■ **Record set**:
*****

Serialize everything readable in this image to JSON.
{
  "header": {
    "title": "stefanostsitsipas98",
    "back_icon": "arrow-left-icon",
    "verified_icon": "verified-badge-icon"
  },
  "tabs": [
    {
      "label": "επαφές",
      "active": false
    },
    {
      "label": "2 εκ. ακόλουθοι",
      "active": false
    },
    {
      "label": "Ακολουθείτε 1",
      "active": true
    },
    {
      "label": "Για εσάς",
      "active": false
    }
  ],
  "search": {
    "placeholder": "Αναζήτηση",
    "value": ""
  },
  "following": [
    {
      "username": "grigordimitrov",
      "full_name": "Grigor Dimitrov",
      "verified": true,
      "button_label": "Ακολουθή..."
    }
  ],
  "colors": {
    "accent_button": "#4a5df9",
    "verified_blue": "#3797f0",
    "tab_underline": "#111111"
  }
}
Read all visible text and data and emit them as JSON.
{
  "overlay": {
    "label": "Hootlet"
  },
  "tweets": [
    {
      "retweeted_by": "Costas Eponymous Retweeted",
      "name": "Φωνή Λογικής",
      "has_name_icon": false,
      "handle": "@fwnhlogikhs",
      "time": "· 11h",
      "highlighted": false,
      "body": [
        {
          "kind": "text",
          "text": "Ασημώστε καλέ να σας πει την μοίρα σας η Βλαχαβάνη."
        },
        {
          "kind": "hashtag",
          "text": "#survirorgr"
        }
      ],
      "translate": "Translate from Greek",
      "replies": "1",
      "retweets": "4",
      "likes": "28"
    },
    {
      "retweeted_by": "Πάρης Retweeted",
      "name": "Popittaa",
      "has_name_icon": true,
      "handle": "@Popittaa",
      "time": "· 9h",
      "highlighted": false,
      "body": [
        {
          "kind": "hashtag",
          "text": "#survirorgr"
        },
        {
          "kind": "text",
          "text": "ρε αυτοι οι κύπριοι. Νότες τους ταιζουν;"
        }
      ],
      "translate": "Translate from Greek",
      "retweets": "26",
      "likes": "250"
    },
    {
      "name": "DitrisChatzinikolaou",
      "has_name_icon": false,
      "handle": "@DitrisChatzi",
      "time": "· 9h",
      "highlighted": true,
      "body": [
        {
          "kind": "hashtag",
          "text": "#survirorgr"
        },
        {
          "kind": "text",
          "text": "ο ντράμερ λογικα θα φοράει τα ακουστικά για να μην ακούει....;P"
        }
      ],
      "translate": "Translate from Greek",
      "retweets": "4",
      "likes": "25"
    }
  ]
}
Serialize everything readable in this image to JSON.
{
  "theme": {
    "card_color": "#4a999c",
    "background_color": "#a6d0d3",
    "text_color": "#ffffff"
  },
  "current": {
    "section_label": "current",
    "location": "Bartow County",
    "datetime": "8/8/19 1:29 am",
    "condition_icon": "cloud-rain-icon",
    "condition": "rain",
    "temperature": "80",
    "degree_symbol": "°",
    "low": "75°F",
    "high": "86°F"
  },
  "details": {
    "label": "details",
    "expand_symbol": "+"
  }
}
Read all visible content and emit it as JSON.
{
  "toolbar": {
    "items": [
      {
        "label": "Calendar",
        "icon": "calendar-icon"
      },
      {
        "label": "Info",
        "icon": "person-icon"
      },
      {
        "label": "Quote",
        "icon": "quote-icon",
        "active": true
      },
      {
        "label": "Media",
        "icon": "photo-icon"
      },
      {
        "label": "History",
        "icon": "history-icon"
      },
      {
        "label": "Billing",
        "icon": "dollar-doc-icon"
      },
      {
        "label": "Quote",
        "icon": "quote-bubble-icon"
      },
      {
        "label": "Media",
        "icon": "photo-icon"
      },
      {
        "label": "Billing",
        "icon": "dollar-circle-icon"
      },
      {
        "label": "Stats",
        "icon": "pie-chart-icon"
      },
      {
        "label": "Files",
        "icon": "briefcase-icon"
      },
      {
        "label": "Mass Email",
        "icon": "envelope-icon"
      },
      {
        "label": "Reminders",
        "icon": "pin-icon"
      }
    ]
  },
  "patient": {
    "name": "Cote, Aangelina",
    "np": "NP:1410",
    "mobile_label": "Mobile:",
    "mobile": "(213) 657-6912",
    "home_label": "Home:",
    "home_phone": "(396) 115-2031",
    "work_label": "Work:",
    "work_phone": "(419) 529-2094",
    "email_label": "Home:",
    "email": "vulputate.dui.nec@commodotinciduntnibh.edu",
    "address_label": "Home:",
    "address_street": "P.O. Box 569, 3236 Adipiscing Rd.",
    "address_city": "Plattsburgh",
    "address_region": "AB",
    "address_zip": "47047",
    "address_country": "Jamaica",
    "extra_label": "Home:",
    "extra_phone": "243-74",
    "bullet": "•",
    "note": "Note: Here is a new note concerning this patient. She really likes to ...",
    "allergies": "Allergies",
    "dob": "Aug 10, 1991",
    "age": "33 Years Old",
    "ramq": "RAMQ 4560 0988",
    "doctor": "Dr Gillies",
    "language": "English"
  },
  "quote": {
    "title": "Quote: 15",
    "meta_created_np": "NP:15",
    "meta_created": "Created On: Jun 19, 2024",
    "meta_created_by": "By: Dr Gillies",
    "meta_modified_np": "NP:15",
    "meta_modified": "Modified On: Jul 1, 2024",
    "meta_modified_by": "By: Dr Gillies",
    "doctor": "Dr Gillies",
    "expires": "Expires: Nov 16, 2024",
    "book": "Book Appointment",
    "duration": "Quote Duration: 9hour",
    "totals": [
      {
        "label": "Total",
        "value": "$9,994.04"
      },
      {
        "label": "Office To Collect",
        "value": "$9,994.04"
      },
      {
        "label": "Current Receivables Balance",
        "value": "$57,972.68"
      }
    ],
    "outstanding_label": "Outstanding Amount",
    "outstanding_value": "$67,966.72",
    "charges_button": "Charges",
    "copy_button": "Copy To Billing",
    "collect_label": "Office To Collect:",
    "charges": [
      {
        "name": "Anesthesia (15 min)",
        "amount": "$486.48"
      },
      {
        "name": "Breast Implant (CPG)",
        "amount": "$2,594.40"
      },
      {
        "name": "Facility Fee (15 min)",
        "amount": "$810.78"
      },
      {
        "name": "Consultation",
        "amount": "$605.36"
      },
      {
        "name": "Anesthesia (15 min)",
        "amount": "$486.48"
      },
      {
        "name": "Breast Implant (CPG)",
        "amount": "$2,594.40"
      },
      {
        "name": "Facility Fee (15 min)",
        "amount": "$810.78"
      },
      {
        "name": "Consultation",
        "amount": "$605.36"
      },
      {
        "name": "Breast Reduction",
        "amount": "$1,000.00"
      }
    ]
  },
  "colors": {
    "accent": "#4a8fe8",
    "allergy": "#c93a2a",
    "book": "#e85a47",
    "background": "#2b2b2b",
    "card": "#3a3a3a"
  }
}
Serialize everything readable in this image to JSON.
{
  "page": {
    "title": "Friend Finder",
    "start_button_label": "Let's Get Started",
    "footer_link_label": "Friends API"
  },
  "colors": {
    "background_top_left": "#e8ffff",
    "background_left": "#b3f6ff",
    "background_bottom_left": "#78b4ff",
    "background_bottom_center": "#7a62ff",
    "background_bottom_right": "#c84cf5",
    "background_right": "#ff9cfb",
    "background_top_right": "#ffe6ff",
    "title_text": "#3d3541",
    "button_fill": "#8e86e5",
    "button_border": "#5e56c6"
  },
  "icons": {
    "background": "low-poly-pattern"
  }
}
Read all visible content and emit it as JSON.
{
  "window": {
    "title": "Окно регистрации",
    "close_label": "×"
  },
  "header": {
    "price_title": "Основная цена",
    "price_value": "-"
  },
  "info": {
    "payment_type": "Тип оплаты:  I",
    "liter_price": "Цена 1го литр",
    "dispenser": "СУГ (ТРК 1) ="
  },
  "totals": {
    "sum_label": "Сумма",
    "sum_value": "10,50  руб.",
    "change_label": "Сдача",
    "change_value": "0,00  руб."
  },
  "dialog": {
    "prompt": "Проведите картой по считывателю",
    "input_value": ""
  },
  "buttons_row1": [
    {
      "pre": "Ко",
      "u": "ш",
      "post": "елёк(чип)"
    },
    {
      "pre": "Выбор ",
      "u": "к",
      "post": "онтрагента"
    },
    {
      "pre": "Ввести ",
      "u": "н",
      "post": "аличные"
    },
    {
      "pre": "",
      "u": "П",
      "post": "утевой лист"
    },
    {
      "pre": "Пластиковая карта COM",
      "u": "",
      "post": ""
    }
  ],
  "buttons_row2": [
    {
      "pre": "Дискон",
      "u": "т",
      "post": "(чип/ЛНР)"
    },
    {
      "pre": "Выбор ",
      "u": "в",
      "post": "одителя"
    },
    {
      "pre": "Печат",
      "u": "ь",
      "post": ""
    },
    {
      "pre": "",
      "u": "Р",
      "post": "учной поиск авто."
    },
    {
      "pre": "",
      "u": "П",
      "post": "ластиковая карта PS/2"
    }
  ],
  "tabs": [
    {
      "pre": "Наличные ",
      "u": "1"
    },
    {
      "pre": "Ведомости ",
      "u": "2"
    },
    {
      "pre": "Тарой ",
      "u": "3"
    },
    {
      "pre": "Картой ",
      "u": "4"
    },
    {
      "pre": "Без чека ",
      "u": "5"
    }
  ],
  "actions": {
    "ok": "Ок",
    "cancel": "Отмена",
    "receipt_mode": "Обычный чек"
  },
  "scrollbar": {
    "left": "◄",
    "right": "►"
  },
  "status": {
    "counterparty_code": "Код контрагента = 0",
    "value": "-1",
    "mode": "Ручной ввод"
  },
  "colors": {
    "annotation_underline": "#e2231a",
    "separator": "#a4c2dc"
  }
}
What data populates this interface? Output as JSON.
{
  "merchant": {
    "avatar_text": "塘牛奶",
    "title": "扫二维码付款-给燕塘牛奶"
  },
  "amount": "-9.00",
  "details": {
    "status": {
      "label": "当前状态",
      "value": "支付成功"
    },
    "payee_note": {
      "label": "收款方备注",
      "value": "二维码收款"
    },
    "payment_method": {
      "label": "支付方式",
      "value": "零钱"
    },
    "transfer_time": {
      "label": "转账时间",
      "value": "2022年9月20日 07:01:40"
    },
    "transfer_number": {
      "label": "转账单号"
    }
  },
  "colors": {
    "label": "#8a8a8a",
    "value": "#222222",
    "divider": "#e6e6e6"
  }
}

*****

■ **Given exercise**:
Copy each line above that contains the word "карта".

■ **Answer to this exercise**:
      "pre": "Пластиковая карта COM",
      "post": "ластиковая карта PS/2"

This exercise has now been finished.